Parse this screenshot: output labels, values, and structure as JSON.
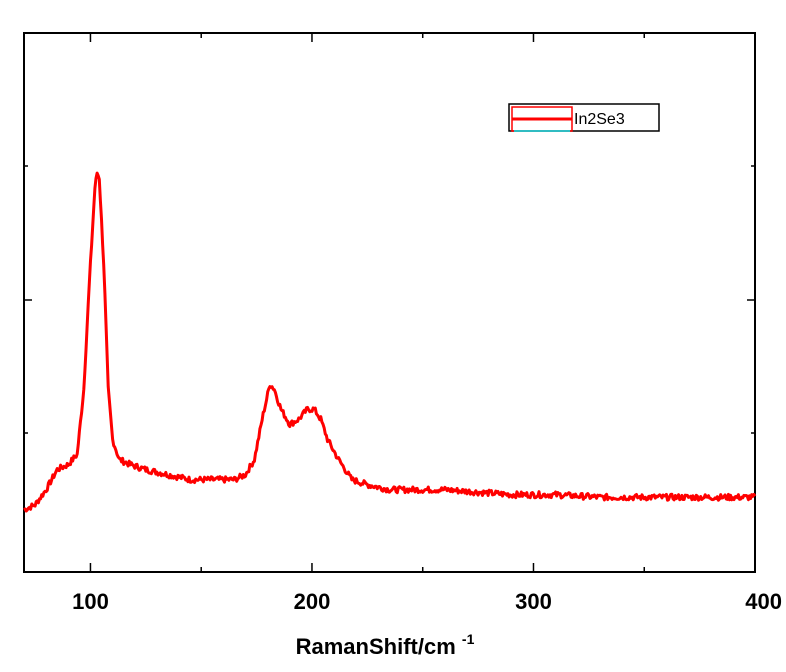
{
  "chart_data": {
    "type": "line",
    "xlabel": "RamanShift/cm",
    "xlabel_superscript": "-1",
    "ylabel": "",
    "xlim": [
      70,
      400
    ],
    "ylim": [
      0,
      1
    ],
    "x_ticks": [
      100,
      200,
      300,
      400
    ],
    "x_tick_labels": [
      "100",
      "200",
      "300",
      "400"
    ],
    "y_ticks_labeled": false,
    "grid": false,
    "legend_position": "top-right",
    "series": [
      {
        "name": "In2Se3",
        "color": "#ff0000",
        "points": [
          [
            70,
            0.06
          ],
          [
            75,
            0.07
          ],
          [
            80,
            0.1
          ],
          [
            85,
            0.14
          ],
          [
            90,
            0.15
          ],
          [
            94,
            0.17
          ],
          [
            97,
            0.3
          ],
          [
            100,
            0.55
          ],
          [
            102,
            0.7
          ],
          [
            103,
            0.73
          ],
          [
            104,
            0.72
          ],
          [
            106,
            0.55
          ],
          [
            108,
            0.3
          ],
          [
            110,
            0.2
          ],
          [
            113,
            0.16
          ],
          [
            118,
            0.15
          ],
          [
            125,
            0.14
          ],
          [
            135,
            0.13
          ],
          [
            145,
            0.12
          ],
          [
            155,
            0.12
          ],
          [
            165,
            0.12
          ],
          [
            170,
            0.13
          ],
          [
            174,
            0.16
          ],
          [
            178,
            0.25
          ],
          [
            181,
            0.31
          ],
          [
            183,
            0.3
          ],
          [
            186,
            0.26
          ],
          [
            190,
            0.23
          ],
          [
            194,
            0.24
          ],
          [
            198,
            0.26
          ],
          [
            201,
            0.26
          ],
          [
            204,
            0.24
          ],
          [
            207,
            0.2
          ],
          [
            212,
            0.16
          ],
          [
            218,
            0.12
          ],
          [
            225,
            0.11
          ],
          [
            235,
            0.1
          ],
          [
            250,
            0.1
          ],
          [
            260,
            0.1
          ],
          [
            275,
            0.095
          ],
          [
            290,
            0.09
          ],
          [
            310,
            0.09
          ],
          [
            330,
            0.085
          ],
          [
            350,
            0.085
          ],
          [
            370,
            0.085
          ],
          [
            385,
            0.085
          ],
          [
            400,
            0.085
          ]
        ]
      }
    ]
  }
}
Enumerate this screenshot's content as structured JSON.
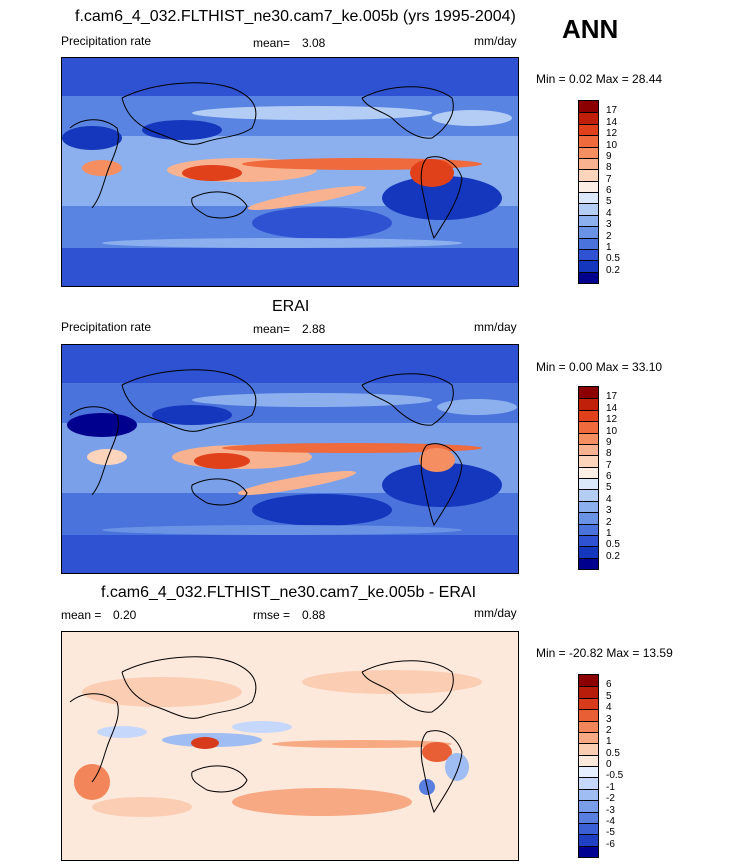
{
  "season": "ANN",
  "panels": [
    {
      "title": "f.cam6_4_032.FLTHIST_ne30.cam7_ke.005b (yrs 1995-2004)",
      "variable": "Precipitation rate",
      "stat1_label": "mean=",
      "stat1_value": "3.08",
      "units": "mm/day",
      "minmax": "Min =   0.02 Max =  28.44",
      "colorbar_labels": [
        "17",
        "14",
        "12",
        "10",
        "9",
        "8",
        "7",
        "6",
        "5",
        "4",
        "3",
        "2",
        "1",
        "0.5",
        "0.2"
      ],
      "colorbar_colors": [
        "#8b0000",
        "#c0200a",
        "#e0401a",
        "#ef6a3c",
        "#f58f62",
        "#f9b28f",
        "#fcd4bb",
        "#fbeee4",
        "#dbe8fb",
        "#b3cdf5",
        "#8cb0ee",
        "#6a93e6",
        "#4a73dc",
        "#2e52d2",
        "#1437bd",
        "#00008e"
      ]
    },
    {
      "title": "ERAI",
      "variable": "Precipitation rate",
      "stat1_label": "mean=",
      "stat1_value": "2.88",
      "units": "mm/day",
      "minmax": "Min =   0.00 Max =  33.10",
      "colorbar_labels": [
        "17",
        "14",
        "12",
        "10",
        "9",
        "8",
        "7",
        "6",
        "5",
        "4",
        "3",
        "2",
        "1",
        "0.5",
        "0.2"
      ],
      "colorbar_colors": [
        "#8b0000",
        "#c0200a",
        "#e0401a",
        "#ef6a3c",
        "#f58f62",
        "#f9b28f",
        "#fcd4bb",
        "#fbeee4",
        "#dbe8fb",
        "#b3cdf5",
        "#8cb0ee",
        "#6a93e6",
        "#4a73dc",
        "#2e52d2",
        "#1437bd",
        "#00008e"
      ]
    },
    {
      "title": "f.cam6_4_032.FLTHIST_ne30.cam7_ke.005b - ERAI",
      "stat1_label": "mean =",
      "stat1_value": "0.20",
      "stat2_label": "rmse =",
      "stat2_value": "0.88",
      "units": "mm/day",
      "minmax": "Min = -20.82 Max =  13.59",
      "colorbar_labels": [
        "6",
        "5",
        "4",
        "3",
        "2",
        "1",
        "0.5",
        "0",
        "-0.5",
        "-1",
        "-2",
        "-3",
        "-4",
        "-5",
        "-6"
      ],
      "colorbar_colors": [
        "#8b0000",
        "#b81d0c",
        "#d83a1c",
        "#e85f36",
        "#f28559",
        "#f7a983",
        "#fbcdb3",
        "#fde8dc",
        "#e5efff",
        "#c5d8fb",
        "#9fbcf3",
        "#7a9de9",
        "#587fe0",
        "#3b5fd5",
        "#1f40c2",
        "#000091"
      ]
    }
  ]
}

^^^^

Retype all the records shown above, character for character. Omit every picture.

**ANSWER TO THE EXERCISE**
Parse this screenshot: output labels, values, and structure as JSON.
{
  "chart_data": {
    "type": "line",
    "xlabel": "RamanShift/cm",
    "xlabel_superscript": "-1",
    "ylabel": "",
    "xlim": [
      70,
      400
    ],
    "ylim": [
      0,
      1
    ],
    "x_ticks": [
      100,
      200,
      300,
      400
    ],
    "x_tick_labels": [
      "100",
      "200",
      "300",
      "400"
    ],
    "y_ticks_labeled": false,
    "grid": false,
    "legend_position": "top-right",
    "series": [
      {
        "name": "In2Se3",
        "color": "#ff0000",
        "points": [
          [
            70,
            0.06
          ],
          [
            75,
            0.07
          ],
          [
            80,
            0.1
          ],
          [
            85,
            0.14
          ],
          [
            90,
            0.15
          ],
          [
            94,
            0.17
          ],
          [
            97,
            0.3
          ],
          [
            100,
            0.55
          ],
          [
            102,
            0.7
          ],
          [
            103,
            0.73
          ],
          [
            104,
            0.72
          ],
          [
            106,
            0.55
          ],
          [
            108,
            0.3
          ],
          [
            110,
            0.2
          ],
          [
            113,
            0.16
          ],
          [
            118,
            0.15
          ],
          [
            125,
            0.14
          ],
          [
            135,
            0.13
          ],
          [
            145,
            0.12
          ],
          [
            155,
            0.12
          ],
          [
            165,
            0.12
          ],
          [
            170,
            0.13
          ],
          [
            174,
            0.16
          ],
          [
            178,
            0.25
          ],
          [
            181,
            0.31
          ],
          [
            183,
            0.3
          ],
          [
            186,
            0.26
          ],
          [
            190,
            0.23
          ],
          [
            194,
            0.24
          ],
          [
            198,
            0.26
          ],
          [
            201,
            0.26
          ],
          [
            204,
            0.24
          ],
          [
            207,
            0.2
          ],
          [
            212,
            0.16
          ],
          [
            218,
            0.12
          ],
          [
            225,
            0.11
          ],
          [
            235,
            0.1
          ],
          [
            250,
            0.1
          ],
          [
            260,
            0.1
          ],
          [
            275,
            0.095
          ],
          [
            290,
            0.09
          ],
          [
            310,
            0.09
          ],
          [
            330,
            0.085
          ],
          [
            350,
            0.085
          ],
          [
            370,
            0.085
          ],
          [
            385,
            0.085
          ],
          [
            400,
            0.085
          ]
        ]
      }
    ]
  }
}
Enumerate this screenshot's content as structured JSON.
{
  "season": "ANN",
  "panels": [
    {
      "title": "f.cam6_4_032.FLTHIST_ne30.cam7_ke.005b (yrs 1995-2004)",
      "variable": "Precipitation rate",
      "stat1_label": "mean=",
      "stat1_value": "3.08",
      "units": "mm/day",
      "minmax": "Min =   0.02 Max =  28.44",
      "colorbar_labels": [
        "17",
        "14",
        "12",
        "10",
        "9",
        "8",
        "7",
        "6",
        "5",
        "4",
        "3",
        "2",
        "1",
        "0.5",
        "0.2"
      ],
      "colorbar_colors": [
        "#8b0000",
        "#c0200a",
        "#e0401a",
        "#ef6a3c",
        "#f58f62",
        "#f9b28f",
        "#fcd4bb",
        "#fbeee4",
        "#dbe8fb",
        "#b3cdf5",
        "#8cb0ee",
        "#6a93e6",
        "#4a73dc",
        "#2e52d2",
        "#1437bd",
        "#00008e"
      ]
    },
    {
      "title": "ERAI",
      "variable": "Precipitation rate",
      "stat1_label": "mean=",
      "stat1_value": "2.88",
      "units": "mm/day",
      "minmax": "Min =   0.00 Max =  33.10",
      "colorbar_labels": [
        "17",
        "14",
        "12",
        "10",
        "9",
        "8",
        "7",
        "6",
        "5",
        "4",
        "3",
        "2",
        "1",
        "0.5",
        "0.2"
      ],
      "colorbar_colors": [
        "#8b0000",
        "#c0200a",
        "#e0401a",
        "#ef6a3c",
        "#f58f62",
        "#f9b28f",
        "#fcd4bb",
        "#fbeee4",
        "#dbe8fb",
        "#b3cdf5",
        "#8cb0ee",
        "#6a93e6",
        "#4a73dc",
        "#2e52d2",
        "#1437bd",
        "#00008e"
      ]
    },
    {
      "title": "f.cam6_4_032.FLTHIST_ne30.cam7_ke.005b - ERAI",
      "stat1_label": "mean =",
      "stat1_value": "0.20",
      "stat2_label": "rmse =",
      "stat2_value": "0.88",
      "units": "mm/day",
      "minmax": "Min = -20.82 Max =  13.59",
      "colorbar_labels": [
        "6",
        "5",
        "4",
        "3",
        "2",
        "1",
        "0.5",
        "0",
        "-0.5",
        "-1",
        "-2",
        "-3",
        "-4",
        "-5",
        "-6"
      ],
      "colorbar_colors": [
        "#8b0000",
        "#b81d0c",
        "#d83a1c",
        "#e85f36",
        "#f28559",
        "#f7a983",
        "#fbcdb3",
        "#fde8dc",
        "#e5efff",
        "#c5d8fb",
        "#9fbcf3",
        "#7a9de9",
        "#587fe0",
        "#3b5fd5",
        "#1f40c2",
        "#000091"
      ]
    }
  ]
}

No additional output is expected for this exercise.